WHAT YOU SHOULD DO => Copy the data precisely, character for character, and leave out every picture.

ENTRIES SHOWN =>

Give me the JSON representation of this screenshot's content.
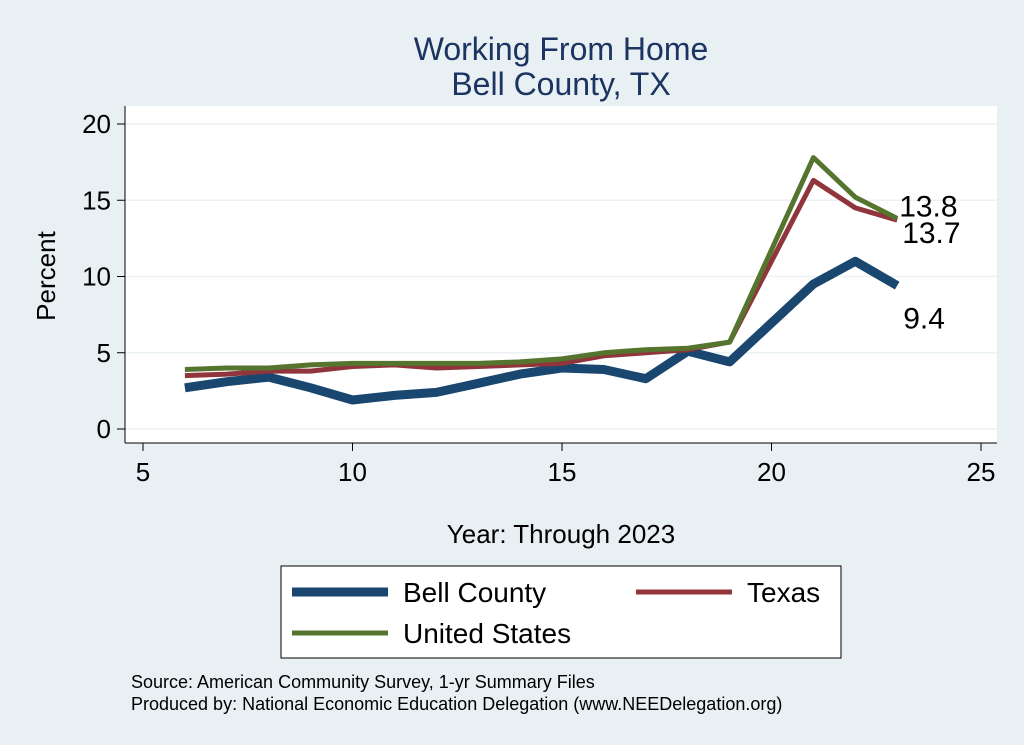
{
  "chart_data": {
    "type": "line",
    "title": "Working From Home",
    "subtitle": "Bell County, TX",
    "xlabel": "Year: Through 2023",
    "ylabel": "Percent",
    "xlim": [
      5,
      25
    ],
    "ylim": [
      0,
      20
    ],
    "xticks": [
      5,
      10,
      15,
      20,
      25
    ],
    "yticks": [
      0,
      5,
      10,
      15,
      20
    ],
    "grid": true,
    "series": [
      {
        "name": "Bell County",
        "color": "#1a476f",
        "x": [
          6,
          7,
          8,
          9,
          10,
          11,
          12,
          13,
          14,
          15,
          16,
          17,
          18,
          19,
          21,
          22,
          23
        ],
        "values": [
          2.7,
          3.1,
          3.4,
          2.7,
          1.9,
          2.2,
          2.4,
          3.0,
          3.6,
          4.0,
          3.9,
          3.3,
          5.1,
          4.4,
          9.5,
          11.0,
          9.4
        ],
        "end_label": "9.4"
      },
      {
        "name": "Texas",
        "color": "#90353b",
        "x": [
          6,
          7,
          8,
          9,
          10,
          11,
          12,
          13,
          14,
          15,
          16,
          17,
          18,
          19,
          21,
          22,
          23
        ],
        "values": [
          3.5,
          3.6,
          3.8,
          3.8,
          4.1,
          4.2,
          4.0,
          4.1,
          4.2,
          4.3,
          4.8,
          5.0,
          5.2,
          5.7,
          16.3,
          14.5,
          13.7
        ],
        "end_label": "13.7"
      },
      {
        "name": "United States",
        "color": "#55752f",
        "x": [
          6,
          7,
          8,
          9,
          10,
          11,
          12,
          13,
          14,
          15,
          16,
          17,
          18,
          19,
          21,
          22,
          23
        ],
        "values": [
          3.9,
          4.0,
          4.0,
          4.2,
          4.3,
          4.3,
          4.3,
          4.3,
          4.4,
          4.6,
          5.0,
          5.2,
          5.3,
          5.7,
          17.8,
          15.2,
          13.8
        ],
        "end_label": "13.8"
      }
    ],
    "legend": {
      "position": "bottom",
      "entries": [
        "Bell County",
        "Texas",
        "United States"
      ]
    },
    "notes": [
      "Source: American Community Survey, 1-yr Summary Files",
      "Produced by: National Economic Education Delegation (www.NEEDelegation.org)"
    ]
  }
}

FULL OUTPUT =>
Give me the JSON representation of this screenshot's content.
{
  "chart_data": {
    "type": "line",
    "title": "Working From Home",
    "subtitle": "Bell County, TX",
    "xlabel": "Year: Through 2023",
    "ylabel": "Percent",
    "xlim": [
      5,
      25
    ],
    "ylim": [
      0,
      20
    ],
    "xticks": [
      5,
      10,
      15,
      20,
      25
    ],
    "yticks": [
      0,
      5,
      10,
      15,
      20
    ],
    "grid": true,
    "series": [
      {
        "name": "Bell County",
        "color": "#1a476f",
        "x": [
          6,
          7,
          8,
          9,
          10,
          11,
          12,
          13,
          14,
          15,
          16,
          17,
          18,
          19,
          21,
          22,
          23
        ],
        "values": [
          2.7,
          3.1,
          3.4,
          2.7,
          1.9,
          2.2,
          2.4,
          3.0,
          3.6,
          4.0,
          3.9,
          3.3,
          5.1,
          4.4,
          9.5,
          11.0,
          9.4
        ],
        "end_label": "9.4"
      },
      {
        "name": "Texas",
        "color": "#90353b",
        "x": [
          6,
          7,
          8,
          9,
          10,
          11,
          12,
          13,
          14,
          15,
          16,
          17,
          18,
          19,
          21,
          22,
          23
        ],
        "values": [
          3.5,
          3.6,
          3.8,
          3.8,
          4.1,
          4.2,
          4.0,
          4.1,
          4.2,
          4.3,
          4.8,
          5.0,
          5.2,
          5.7,
          16.3,
          14.5,
          13.7
        ],
        "end_label": "13.7"
      },
      {
        "name": "United States",
        "color": "#55752f",
        "x": [
          6,
          7,
          8,
          9,
          10,
          11,
          12,
          13,
          14,
          15,
          16,
          17,
          18,
          19,
          21,
          22,
          23
        ],
        "values": [
          3.9,
          4.0,
          4.0,
          4.2,
          4.3,
          4.3,
          4.3,
          4.3,
          4.4,
          4.6,
          5.0,
          5.2,
          5.3,
          5.7,
          17.8,
          15.2,
          13.8
        ],
        "end_label": "13.8"
      }
    ],
    "legend": {
      "position": "bottom",
      "entries": [
        "Bell County",
        "Texas",
        "United States"
      ]
    },
    "notes": [
      "Source: American Community Survey, 1-yr Summary Files",
      "Produced by: National Economic Education Delegation (www.NEEDelegation.org)"
    ]
  }
}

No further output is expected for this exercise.